**TEKST DO CZYTANIA**
Huawei Nova 9 SE to nadzieja producenta na wielki powrót do średniej półki cenowej. Przynajmniej na Starym Kontynencie. Choć konkurencja cały czas podnosi ceny, Huawei stara się dostarczyć sprzęt bardzo tani, ale jednocześnie oferujący uczucie obcowania ze sprzętem premium. Czy model Nova 9 SE spełnia pokładane w nim nadzieje? Sprawdziliśmy to.
- 1. Wygląd
- 2. Wyświetlacz Huawei Nova 9 SE
- 3. Podzespoły Huawei Nova 9 SE
- 4. Aparat Huawei Nova 9 SE
- 5. Dźwięk
- 6. Bateria Huawei Nova 9 SE
- 7. Biometryka
- 8. Czy opłaca się kupić Huawei Nova 9 SE?
Wygląd
Huawei po raz kolejny udowadnia, że jego projektanci mają pomysł na swoje smartfony. Huawei Nova 9 SE od pierwszych sekund przyciąga wzrok swoim błyszczącym pięknem. Naprawdę dawno nie widziałem tak ryzykownie zaprojektowanego smartfona, który balansowałby na granicy dobrego smaku, nigdy jej nie przekraczając. O co chodzi?
Huawei Nova 9 SE ma wyjątkowo błyszczący tył. Tafla ma bladoniebieski odcień, który mocno odbija światło i do tego mieni się w różnych barwach w zależności od tego, jak ustawi się go w kierunku do źródła światła. „Świetlisty” efekt potęgują jeszcze mocno zaoblone krawędzie oraz wyspa aparatu fotograficznego. Ta ostatnia również osłonięta jest podobnym, błyszczącym materiałem, który uzupełnia (równie efektowny) pierścień wokół jednego z obiektywów.

**ZADANIA**
**a)** Przytocz dosłownie fragment tekstu o Huawei Nova 9 SE, który zaczyna się od słów zawierających „- 1. Wygląd”, a kończy na „Huawei Nova 9 SE?”.
**b)** Napisz dalszy ciąg tekstu o Huawei Nova 9 SE, zaczynając od miejsca, w którym się urywa.

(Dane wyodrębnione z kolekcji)
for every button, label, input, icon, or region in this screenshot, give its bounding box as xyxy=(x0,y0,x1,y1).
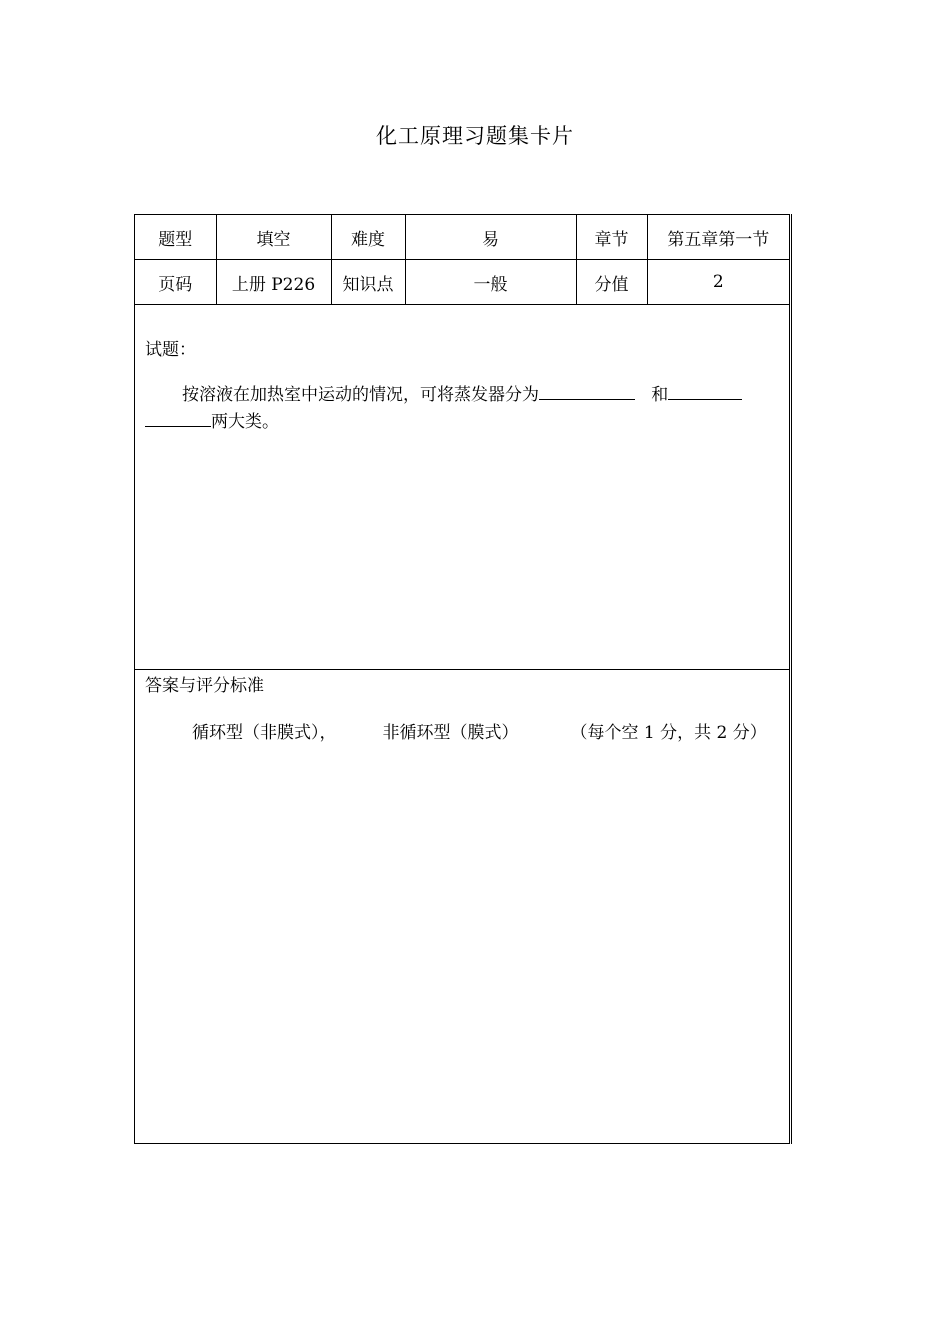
page-value: 上册 P226 xyxy=(216,260,331,305)
card-meta-table xyxy=(135,215,789,305)
chapter-label: 章节 xyxy=(576,215,647,260)
meta-row xyxy=(135,260,789,305)
answer-label: 答案与评分标准 xyxy=(145,676,264,696)
type-label: 题型 xyxy=(135,215,216,260)
score-value: 2 xyxy=(647,260,789,305)
knowledge-value: 一般 xyxy=(405,260,576,305)
chapter-value: 第五章第一节 xyxy=(647,215,789,260)
question-part2: 和 xyxy=(651,385,669,405)
answer-blank-2 xyxy=(668,381,742,400)
type-value: 填空 xyxy=(216,215,331,260)
question-section xyxy=(135,306,789,670)
question-part1: 按溶液在加热室中运动的情况，可将蒸发器分为 xyxy=(182,385,539,405)
question-text xyxy=(145,381,785,435)
exercise-card xyxy=(134,214,790,1144)
answer-text xyxy=(145,720,789,746)
scoring-note: （每个空 1 分，共 2 分） xyxy=(570,723,767,743)
page-label: 页码 xyxy=(135,260,216,305)
score-label: 分值 xyxy=(576,260,647,305)
knowledge-label: 知识点 xyxy=(331,260,405,305)
difficulty-label: 难度 xyxy=(331,215,405,260)
question-label: 试题： xyxy=(145,340,196,360)
answer-blank-2-cont xyxy=(145,408,211,427)
answer-blank-1 xyxy=(539,381,635,400)
difficulty-value: 易 xyxy=(405,215,576,260)
meta-row xyxy=(135,215,789,260)
question-part3: 两大类。 xyxy=(211,412,279,432)
page-title: 化工原理习题集卡片 xyxy=(376,124,574,148)
answer-item-2: 非循环型（膜式） xyxy=(382,723,519,743)
answer-item-1: 循环型（非膜式）， xyxy=(192,723,337,743)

**ODPOWIEDZI DO ZADAŃ**
**a)**
- 1. Wygląd
- 2. Wyświetlacz Huawei Nova 9 SE
- 3. Podzespoły Huawei Nova 9 SE
- 4. Aparat Huawei Nova 9 SE
- 5. Dźwięk
- 6. Bateria Huawei Nova 9 SE
- 7. Biometryka
- 8. Czy opłaca się kupić Huawei Nova 9 SE?

**b)**
Z powyższego opisu może brzmieć to jak katastrofa. Zapewniam jednak, że wcale tak nie jest! Choć nie każdemu musi się to podobać – w mojej opinii telefon wygląda naprawdę fenomenalnie. Choć błyszczy się intensywnie, jest to taki rodzaj błysku, który kojarzy się raczej z modelem premium, a nie tanim chińskim urządzeniem. Jedyną rzeczą, do której można się bezwzględnie przyczepić jest dość duża i odstająca wyspa aparatu fotograficznego. Do tego jednak trzeba się przyzwyczaić lub zaopatrzyć w etui. Jest to jednak standard u dzisiejszych smartfonów.
Huawei Nova 9 SE świetnie wygląda również na froncie. Tafla wyświetlacza pokrywa niemal cały przód, ramki są naprawdę niewielkie, a „podbródek” niemal niezauważalny. Niewielkie oczko przedniego aparatu umiejscowione jest w samym środku górnej części wyświetlacza. Wygląda to przeciętnie, ale to rozwiązanie stało się już standardem. Naprawdę ładny wyświetlacz sprawia w dodatku, że telefon aż przyjemnie trzyma się w dłoni. Jeśli już przy tym jesteśmy – boczne ramki wykonane są z dość śliskiego tworzywa, które całkiem nieźle imituje metal, co dodatkowo potęguje wrażenie urządzenia z półki wyżej, niż świadczy o tym cena.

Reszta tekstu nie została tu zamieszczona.